● **TASK TO COMPLETE**: Transcribe each record exactly. Include every one.

▼▼▼

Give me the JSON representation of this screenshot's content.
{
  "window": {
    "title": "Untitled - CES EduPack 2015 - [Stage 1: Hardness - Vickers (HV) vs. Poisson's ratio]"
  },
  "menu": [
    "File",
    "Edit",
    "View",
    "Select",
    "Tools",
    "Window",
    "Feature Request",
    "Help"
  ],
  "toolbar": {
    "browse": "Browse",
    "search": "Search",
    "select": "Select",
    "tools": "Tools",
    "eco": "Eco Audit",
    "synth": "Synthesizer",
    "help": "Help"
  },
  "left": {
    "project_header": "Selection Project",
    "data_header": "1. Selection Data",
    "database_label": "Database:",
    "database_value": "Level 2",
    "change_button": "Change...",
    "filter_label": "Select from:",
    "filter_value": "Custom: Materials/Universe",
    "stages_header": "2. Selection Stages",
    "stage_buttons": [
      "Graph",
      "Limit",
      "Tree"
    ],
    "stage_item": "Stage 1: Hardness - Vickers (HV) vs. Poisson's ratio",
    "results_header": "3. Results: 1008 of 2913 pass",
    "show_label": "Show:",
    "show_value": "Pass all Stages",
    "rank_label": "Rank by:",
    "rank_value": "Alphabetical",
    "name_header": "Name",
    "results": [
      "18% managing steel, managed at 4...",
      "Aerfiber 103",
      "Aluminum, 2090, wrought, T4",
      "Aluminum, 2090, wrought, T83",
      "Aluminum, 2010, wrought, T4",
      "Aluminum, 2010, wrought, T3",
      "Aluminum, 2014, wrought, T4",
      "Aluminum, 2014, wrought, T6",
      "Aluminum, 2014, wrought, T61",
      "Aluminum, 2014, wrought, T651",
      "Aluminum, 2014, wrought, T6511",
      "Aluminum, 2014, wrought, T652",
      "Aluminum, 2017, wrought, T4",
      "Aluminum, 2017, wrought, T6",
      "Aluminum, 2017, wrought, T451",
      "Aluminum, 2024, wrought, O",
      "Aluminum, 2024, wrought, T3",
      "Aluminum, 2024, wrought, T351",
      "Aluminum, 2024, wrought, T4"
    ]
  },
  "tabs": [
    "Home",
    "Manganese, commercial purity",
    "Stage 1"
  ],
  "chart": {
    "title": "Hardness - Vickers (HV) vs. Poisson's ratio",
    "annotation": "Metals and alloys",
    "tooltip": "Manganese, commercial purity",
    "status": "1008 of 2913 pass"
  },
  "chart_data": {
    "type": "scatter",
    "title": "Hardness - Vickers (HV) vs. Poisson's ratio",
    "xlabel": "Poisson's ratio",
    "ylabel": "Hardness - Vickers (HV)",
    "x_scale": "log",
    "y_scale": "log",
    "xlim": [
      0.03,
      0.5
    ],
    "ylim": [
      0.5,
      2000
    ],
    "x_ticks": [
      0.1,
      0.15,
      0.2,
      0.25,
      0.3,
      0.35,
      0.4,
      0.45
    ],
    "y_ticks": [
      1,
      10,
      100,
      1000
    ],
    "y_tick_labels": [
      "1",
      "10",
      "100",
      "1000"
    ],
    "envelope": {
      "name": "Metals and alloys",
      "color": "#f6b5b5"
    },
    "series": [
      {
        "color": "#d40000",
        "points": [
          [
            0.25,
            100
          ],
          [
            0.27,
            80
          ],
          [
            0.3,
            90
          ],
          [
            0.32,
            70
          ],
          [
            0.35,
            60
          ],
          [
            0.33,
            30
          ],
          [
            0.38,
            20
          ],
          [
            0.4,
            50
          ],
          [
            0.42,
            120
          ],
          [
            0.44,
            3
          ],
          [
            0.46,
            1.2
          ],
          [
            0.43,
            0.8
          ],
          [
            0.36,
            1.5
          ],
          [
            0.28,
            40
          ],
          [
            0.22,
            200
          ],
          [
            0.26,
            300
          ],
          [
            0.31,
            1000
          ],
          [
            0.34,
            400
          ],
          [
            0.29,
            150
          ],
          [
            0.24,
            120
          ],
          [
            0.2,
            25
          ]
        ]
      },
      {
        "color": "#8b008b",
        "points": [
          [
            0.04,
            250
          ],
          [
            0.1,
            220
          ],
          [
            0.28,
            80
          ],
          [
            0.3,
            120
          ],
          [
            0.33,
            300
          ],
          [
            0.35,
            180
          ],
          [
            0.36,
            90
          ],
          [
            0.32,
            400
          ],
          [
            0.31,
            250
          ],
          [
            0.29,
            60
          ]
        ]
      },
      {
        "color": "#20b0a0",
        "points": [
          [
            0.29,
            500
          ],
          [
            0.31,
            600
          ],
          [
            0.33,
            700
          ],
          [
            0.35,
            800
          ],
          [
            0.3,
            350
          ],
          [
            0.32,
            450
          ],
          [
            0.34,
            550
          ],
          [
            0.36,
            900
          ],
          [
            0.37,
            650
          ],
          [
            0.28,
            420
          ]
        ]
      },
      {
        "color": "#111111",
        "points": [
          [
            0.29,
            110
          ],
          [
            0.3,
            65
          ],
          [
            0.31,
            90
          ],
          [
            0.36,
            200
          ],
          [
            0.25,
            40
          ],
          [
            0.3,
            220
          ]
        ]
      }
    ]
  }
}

▲▲▲

● **PROBLEM SOLUTION**:
Give me the JSON representation of this screenshot's content.
{
  "window": {
    "title": "Untitled - CES EduPack 2015 - [Stage 1: Hardness - Vickers (HV) vs. Poisson's ratio]"
  },
  "menu": [
    "File",
    "Edit",
    "View",
    "Select",
    "Tools",
    "Window",
    "Feature Request",
    "Help"
  ],
  "toolbar": {
    "browse": "Browse",
    "search": "Search",
    "select": "Select",
    "tools": "Tools",
    "eco": "Eco Audit",
    "synth": "Synthesizer",
    "help": "Help"
  },
  "left": {
    "project_header": "Selection Project",
    "data_header": "1. Selection Data",
    "database_label": "Database:",
    "database_value": "Level 2",
    "change_button": "Change...",
    "filter_label": "Select from:",
    "filter_value": "Custom: Materials/Universe",
    "stages_header": "2. Selection Stages",
    "stage_buttons": [
      "Graph",
      "Limit",
      "Tree"
    ],
    "stage_item": "Stage 1: Hardness - Vickers (HV) vs. Poisson's ratio",
    "results_header": "3. Results: 1008 of 2913 pass",
    "show_label": "Show:",
    "show_value": "Pass all Stages",
    "rank_label": "Rank by:",
    "rank_value": "Alphabetical",
    "name_header": "Name",
    "results": [
      "18% managing steel, managed at 4...",
      "Aerfiber 103",
      "Aluminum, 2090, wrought, T4",
      "Aluminum, 2090, wrought, T83",
      "Aluminum, 2010, wrought, T4",
      "Aluminum, 2010, wrought, T3",
      "Aluminum, 2014, wrought, T4",
      "Aluminum, 2014, wrought, T6",
      "Aluminum, 2014, wrought, T61",
      "Aluminum, 2014, wrought, T651",
      "Aluminum, 2014, wrought, T6511",
      "Aluminum, 2014, wrought, T652",
      "Aluminum, 2017, wrought, T4",
      "Aluminum, 2017, wrought, T6",
      "Aluminum, 2017, wrought, T451",
      "Aluminum, 2024, wrought, O",
      "Aluminum, 2024, wrought, T3",
      "Aluminum, 2024, wrought, T351",
      "Aluminum, 2024, wrought, T4"
    ]
  },
  "tabs": [
    "Home",
    "Manganese, commercial purity",
    "Stage 1"
  ],
  "chart": {
    "title": "Hardness - Vickers (HV) vs. Poisson's ratio",
    "annotation": "Metals and alloys",
    "tooltip": "Manganese, commercial purity",
    "status": "1008 of 2913 pass"
  },
  "chart_data": {
    "type": "scatter",
    "title": "Hardness - Vickers (HV) vs. Poisson's ratio",
    "xlabel": "Poisson's ratio",
    "ylabel": "Hardness - Vickers (HV)",
    "x_scale": "log",
    "y_scale": "log",
    "xlim": [
      0.03,
      0.5
    ],
    "ylim": [
      0.5,
      2000
    ],
    "x_ticks": [
      0.1,
      0.15,
      0.2,
      0.25,
      0.3,
      0.35,
      0.4,
      0.45
    ],
    "y_ticks": [
      1,
      10,
      100,
      1000
    ],
    "y_tick_labels": [
      "1",
      "10",
      "100",
      "1000"
    ],
    "envelope": {
      "name": "Metals and alloys",
      "color": "#f6b5b5"
    },
    "series": [
      {
        "color": "#d40000",
        "points": [
          [
            0.25,
            100
          ],
          [
            0.27,
            80
          ],
          [
            0.3,
            90
          ],
          [
            0.32,
            70
          ],
          [
            0.35,
            60
          ],
          [
            0.33,
            30
          ],
          [
            0.38,
            20
          ],
          [
            0.4,
            50
          ],
          [
            0.42,
            120
          ],
          [
            0.44,
            3
          ],
          [
            0.46,
            1.2
          ],
          [
            0.43,
            0.8
          ],
          [
            0.36,
            1.5
          ],
          [
            0.28,
            40
          ],
          [
            0.22,
            200
          ],
          [
            0.26,
            300
          ],
          [
            0.31,
            1000
          ],
          [
            0.34,
            400
          ],
          [
            0.29,
            150
          ],
          [
            0.24,
            120
          ],
          [
            0.2,
            25
          ]
        ]
      },
      {
        "color": "#8b008b",
        "points": [
          [
            0.04,
            250
          ],
          [
            0.1,
            220
          ],
          [
            0.28,
            80
          ],
          [
            0.3,
            120
          ],
          [
            0.33,
            300
          ],
          [
            0.35,
            180
          ],
          [
            0.36,
            90
          ],
          [
            0.32,
            400
          ],
          [
            0.31,
            250
          ],
          [
            0.29,
            60
          ]
        ]
      },
      {
        "color": "#20b0a0",
        "points": [
          [
            0.29,
            500
          ],
          [
            0.31,
            600
          ],
          [
            0.33,
            700
          ],
          [
            0.35,
            800
          ],
          [
            0.3,
            350
          ],
          [
            0.32,
            450
          ],
          [
            0.34,
            550
          ],
          [
            0.36,
            900
          ],
          [
            0.37,
            650
          ],
          [
            0.28,
            420
          ]
        ]
      },
      {
        "color": "#111111",
        "points": [
          [
            0.29,
            110
          ],
          [
            0.3,
            65
          ],
          [
            0.31,
            90
          ],
          [
            0.36,
            200
          ],
          [
            0.25,
            40
          ],
          [
            0.3,
            220
          ]
        ]
      }
    ]
  }
}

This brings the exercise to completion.